GOAL OF THE EXERCISE -> Reproduce every line of the material below, but drop the pictures.

====== STORED RECORDS

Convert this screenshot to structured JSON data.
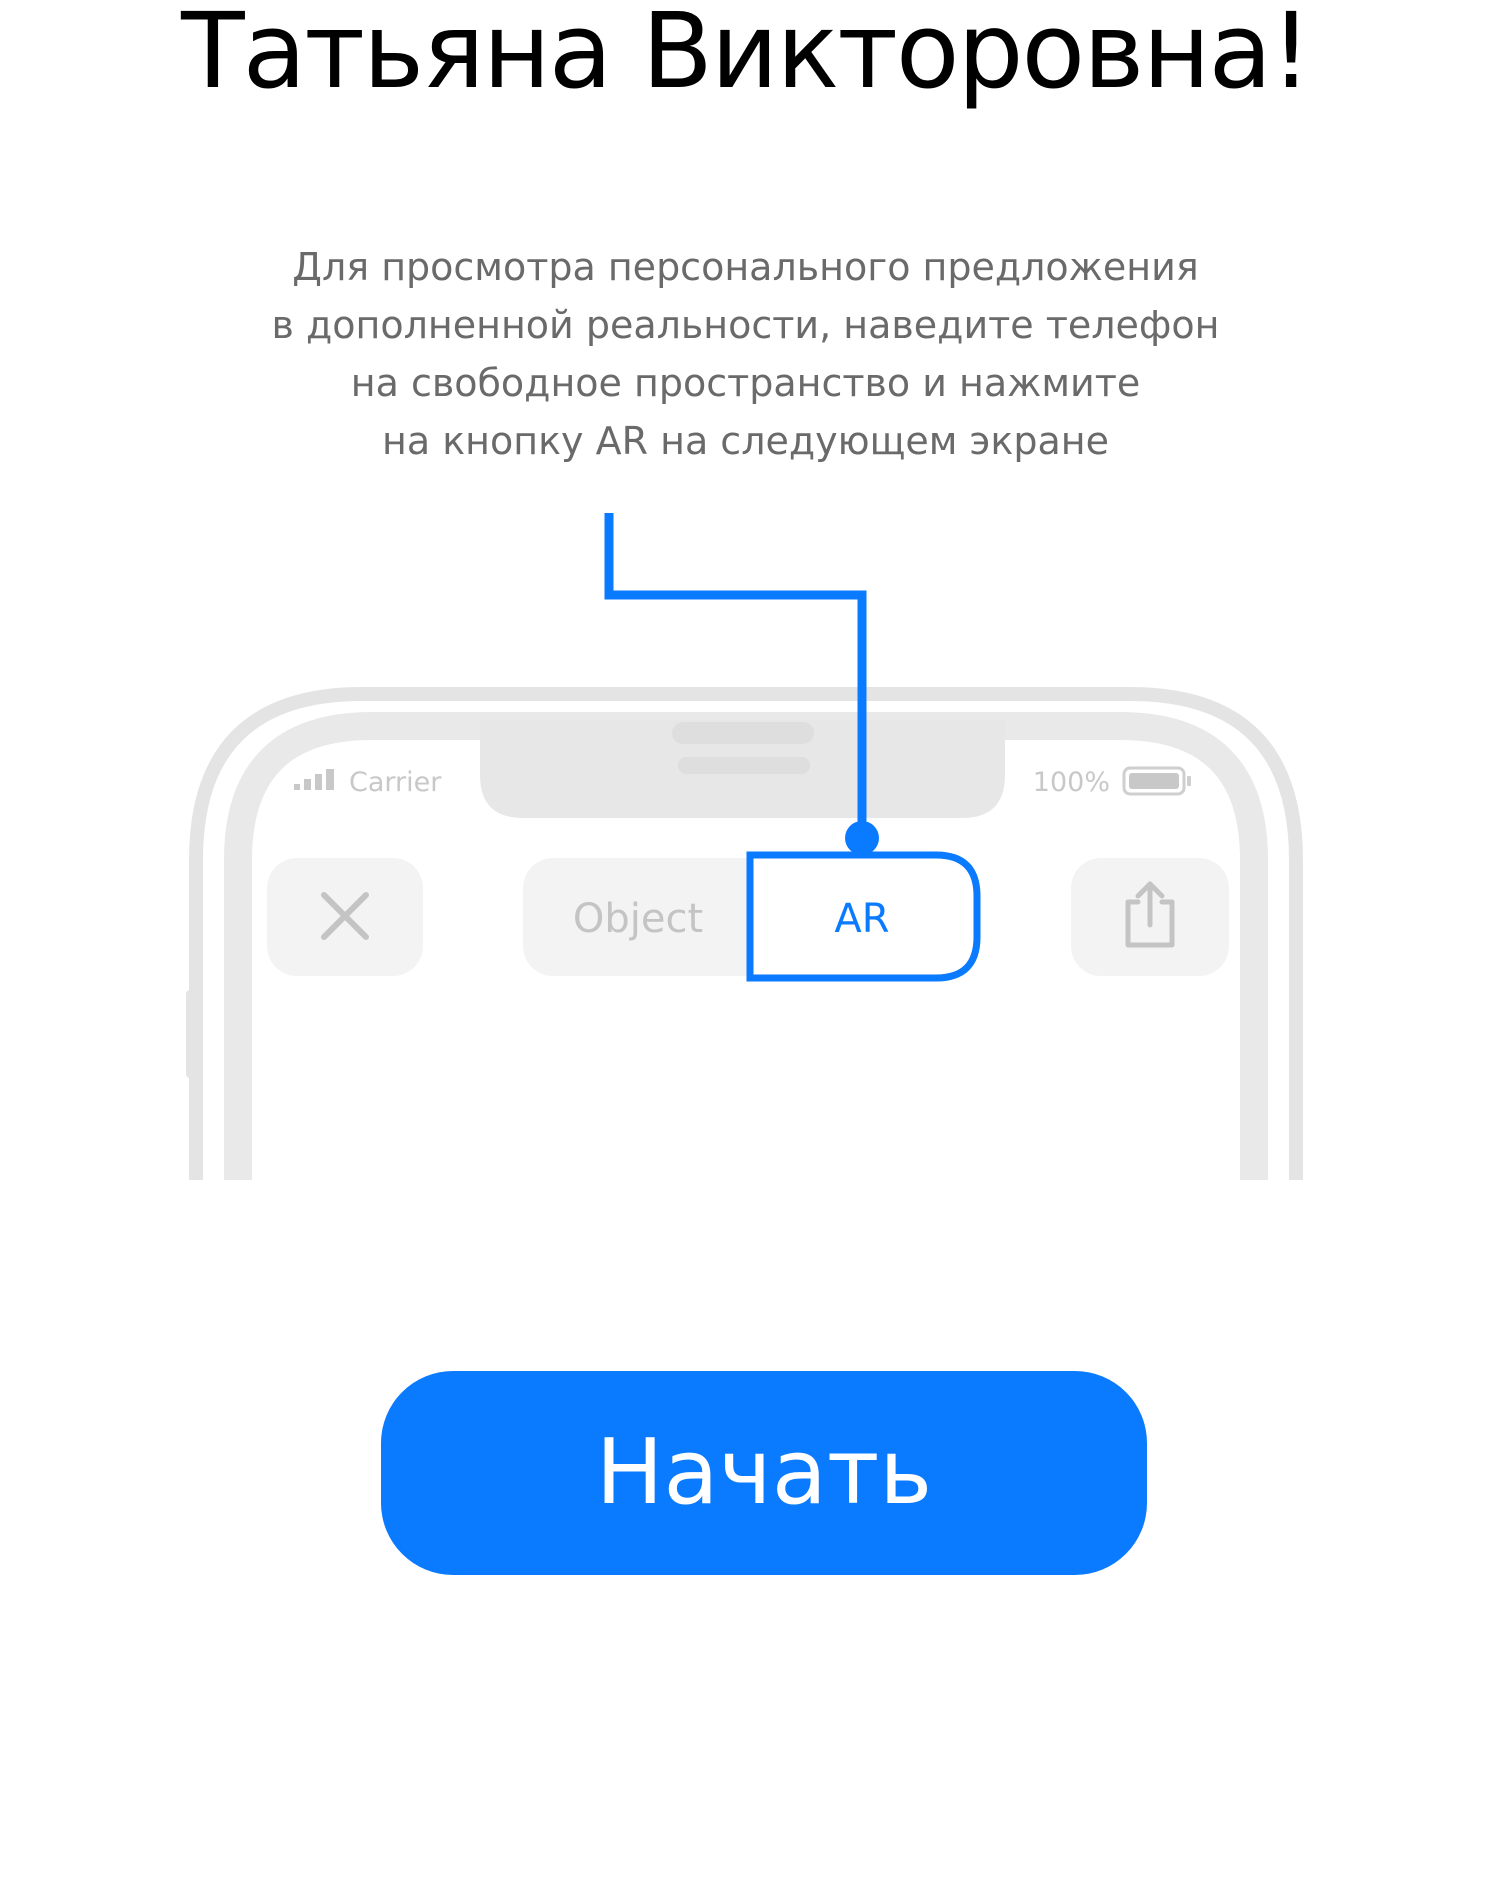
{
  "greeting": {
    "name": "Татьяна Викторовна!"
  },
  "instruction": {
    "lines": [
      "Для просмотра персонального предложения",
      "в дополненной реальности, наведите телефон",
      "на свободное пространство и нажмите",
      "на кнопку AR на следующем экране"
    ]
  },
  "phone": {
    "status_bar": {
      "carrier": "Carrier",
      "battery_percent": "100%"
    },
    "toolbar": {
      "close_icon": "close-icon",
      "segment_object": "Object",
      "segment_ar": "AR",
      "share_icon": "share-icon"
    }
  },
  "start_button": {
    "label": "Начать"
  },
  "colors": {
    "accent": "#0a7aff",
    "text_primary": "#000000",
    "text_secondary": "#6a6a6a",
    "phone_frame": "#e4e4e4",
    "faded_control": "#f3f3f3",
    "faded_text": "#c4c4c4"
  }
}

============

FULL SOLUTION ->
Convert this screenshot to structured JSON data.
{
  "greeting": {
    "name": "Татьяна Викторовна!"
  },
  "instruction": {
    "lines": [
      "Для просмотра персонального предложения",
      "в дополненной реальности, наведите телефон",
      "на свободное пространство и нажмите",
      "на кнопку AR на следующем экране"
    ]
  },
  "phone": {
    "status_bar": {
      "carrier": "Carrier",
      "battery_percent": "100%"
    },
    "toolbar": {
      "close_icon": "close-icon",
      "segment_object": "Object",
      "segment_ar": "AR",
      "share_icon": "share-icon"
    }
  },
  "start_button": {
    "label": "Начать"
  },
  "colors": {
    "accent": "#0a7aff",
    "text_primary": "#000000",
    "text_secondary": "#6a6a6a",
    "phone_frame": "#e4e4e4",
    "faded_control": "#f3f3f3",
    "faded_text": "#c4c4c4"
  }
}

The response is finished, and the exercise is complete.